_What to do_
Gather all lines in the entries below that include the word "this".

_Provided material_
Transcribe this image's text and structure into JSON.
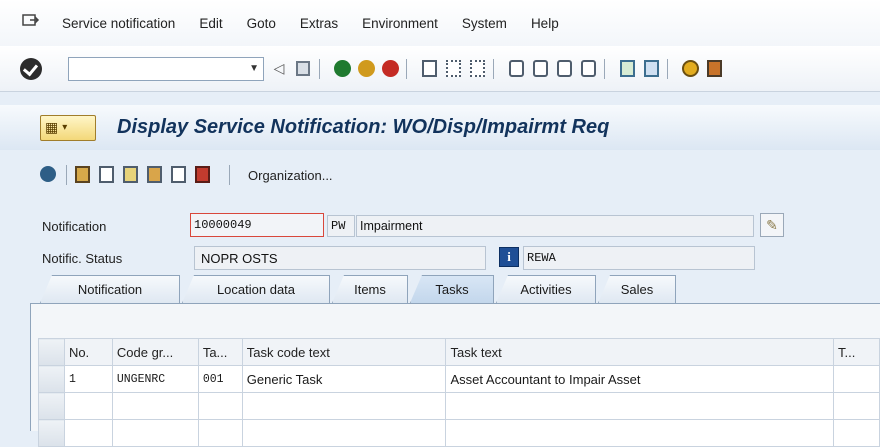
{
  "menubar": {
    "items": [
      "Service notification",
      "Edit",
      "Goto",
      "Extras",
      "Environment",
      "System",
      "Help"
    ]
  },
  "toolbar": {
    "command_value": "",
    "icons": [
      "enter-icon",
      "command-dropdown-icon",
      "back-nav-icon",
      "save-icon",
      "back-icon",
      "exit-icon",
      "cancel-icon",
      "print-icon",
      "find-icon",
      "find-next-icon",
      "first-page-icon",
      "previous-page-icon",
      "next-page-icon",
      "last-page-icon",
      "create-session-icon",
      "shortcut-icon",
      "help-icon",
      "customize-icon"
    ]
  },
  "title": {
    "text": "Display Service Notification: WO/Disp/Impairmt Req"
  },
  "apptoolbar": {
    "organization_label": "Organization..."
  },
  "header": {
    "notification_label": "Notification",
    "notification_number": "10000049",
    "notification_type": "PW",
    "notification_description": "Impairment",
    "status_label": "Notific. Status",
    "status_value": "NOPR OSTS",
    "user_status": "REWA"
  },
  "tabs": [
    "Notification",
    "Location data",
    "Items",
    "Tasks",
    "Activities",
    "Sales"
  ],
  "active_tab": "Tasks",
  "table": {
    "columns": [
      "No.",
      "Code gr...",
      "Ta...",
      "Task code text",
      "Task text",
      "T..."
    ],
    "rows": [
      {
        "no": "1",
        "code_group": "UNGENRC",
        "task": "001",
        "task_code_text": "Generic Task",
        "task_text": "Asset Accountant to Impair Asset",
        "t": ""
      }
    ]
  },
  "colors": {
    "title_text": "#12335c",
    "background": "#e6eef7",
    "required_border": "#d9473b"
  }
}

==

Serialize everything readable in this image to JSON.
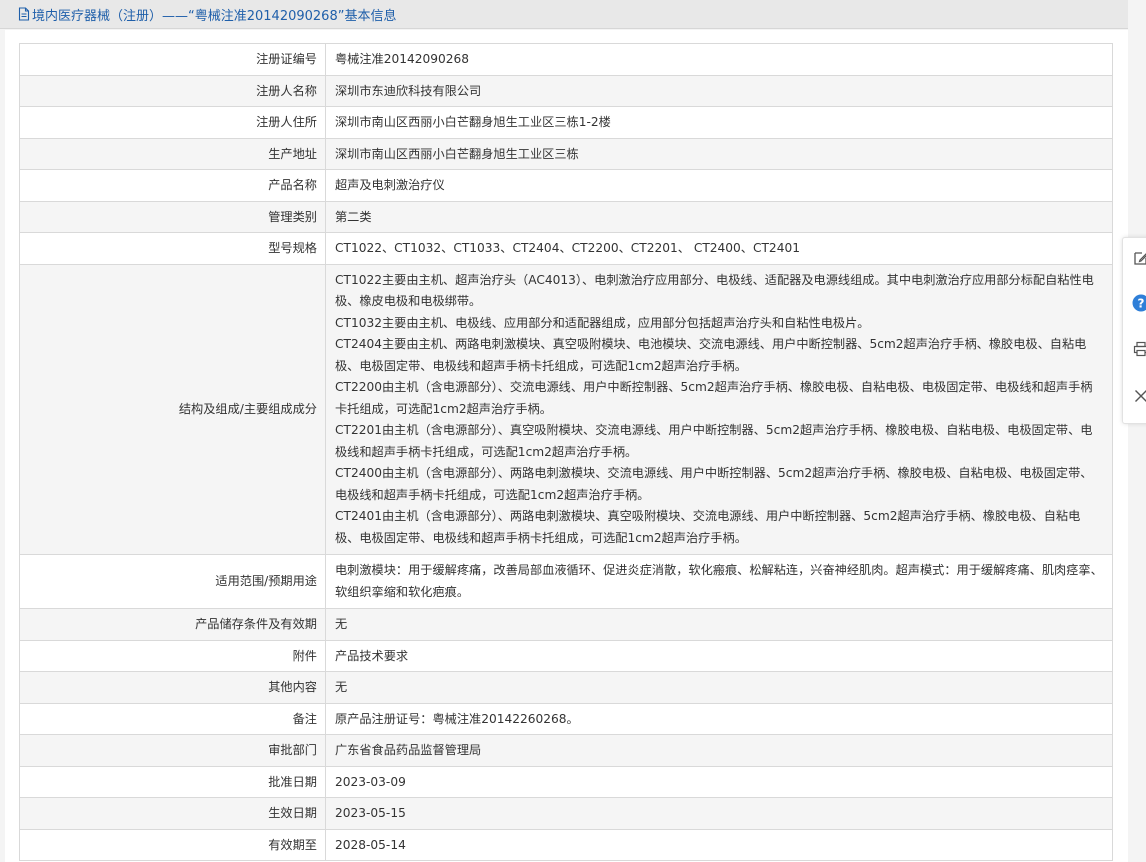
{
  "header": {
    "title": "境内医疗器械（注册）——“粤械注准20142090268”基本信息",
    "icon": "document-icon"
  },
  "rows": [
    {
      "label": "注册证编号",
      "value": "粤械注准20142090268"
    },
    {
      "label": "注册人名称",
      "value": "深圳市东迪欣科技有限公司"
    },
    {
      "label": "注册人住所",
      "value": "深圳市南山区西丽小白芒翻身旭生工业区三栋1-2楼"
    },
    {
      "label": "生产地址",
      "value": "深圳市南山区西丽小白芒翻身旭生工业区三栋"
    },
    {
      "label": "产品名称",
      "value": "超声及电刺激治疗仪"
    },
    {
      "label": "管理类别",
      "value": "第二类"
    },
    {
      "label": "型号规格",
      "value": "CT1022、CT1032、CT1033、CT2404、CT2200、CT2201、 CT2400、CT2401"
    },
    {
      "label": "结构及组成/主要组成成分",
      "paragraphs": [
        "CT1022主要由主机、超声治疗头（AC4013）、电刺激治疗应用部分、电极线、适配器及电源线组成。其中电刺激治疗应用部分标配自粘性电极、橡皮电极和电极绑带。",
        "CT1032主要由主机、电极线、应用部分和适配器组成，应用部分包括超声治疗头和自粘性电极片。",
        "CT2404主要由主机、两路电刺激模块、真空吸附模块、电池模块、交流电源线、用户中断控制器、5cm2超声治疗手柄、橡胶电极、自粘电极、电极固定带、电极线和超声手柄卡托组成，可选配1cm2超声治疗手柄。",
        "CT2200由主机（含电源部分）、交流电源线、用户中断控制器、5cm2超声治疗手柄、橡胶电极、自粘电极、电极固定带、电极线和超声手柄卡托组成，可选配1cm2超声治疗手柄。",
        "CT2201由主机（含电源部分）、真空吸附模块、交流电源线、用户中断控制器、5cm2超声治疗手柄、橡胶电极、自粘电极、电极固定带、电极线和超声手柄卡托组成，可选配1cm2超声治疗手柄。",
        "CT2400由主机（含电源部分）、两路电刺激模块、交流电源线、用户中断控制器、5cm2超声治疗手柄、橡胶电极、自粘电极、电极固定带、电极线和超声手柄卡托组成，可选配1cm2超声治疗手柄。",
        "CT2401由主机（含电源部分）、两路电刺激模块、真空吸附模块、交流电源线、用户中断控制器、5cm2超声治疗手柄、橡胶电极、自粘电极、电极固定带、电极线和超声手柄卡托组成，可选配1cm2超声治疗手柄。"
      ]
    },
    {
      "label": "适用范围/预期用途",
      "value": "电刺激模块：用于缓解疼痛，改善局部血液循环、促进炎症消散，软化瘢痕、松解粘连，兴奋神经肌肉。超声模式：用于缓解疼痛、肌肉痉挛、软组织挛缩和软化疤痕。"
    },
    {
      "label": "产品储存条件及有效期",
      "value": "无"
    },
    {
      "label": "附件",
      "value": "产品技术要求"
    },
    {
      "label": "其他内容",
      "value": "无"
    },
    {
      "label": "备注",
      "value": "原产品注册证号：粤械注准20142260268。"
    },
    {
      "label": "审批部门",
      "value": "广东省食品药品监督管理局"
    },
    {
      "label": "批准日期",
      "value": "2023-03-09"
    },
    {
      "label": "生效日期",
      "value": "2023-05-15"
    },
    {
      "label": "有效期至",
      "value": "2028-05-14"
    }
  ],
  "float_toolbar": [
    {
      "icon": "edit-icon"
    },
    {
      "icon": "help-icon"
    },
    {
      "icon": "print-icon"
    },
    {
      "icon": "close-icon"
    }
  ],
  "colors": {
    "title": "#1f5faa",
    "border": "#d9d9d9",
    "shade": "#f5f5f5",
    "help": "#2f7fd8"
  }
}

_Result_
Transcribe this image's text and structure into JSON.
Serialize everything readable in this image to JSON.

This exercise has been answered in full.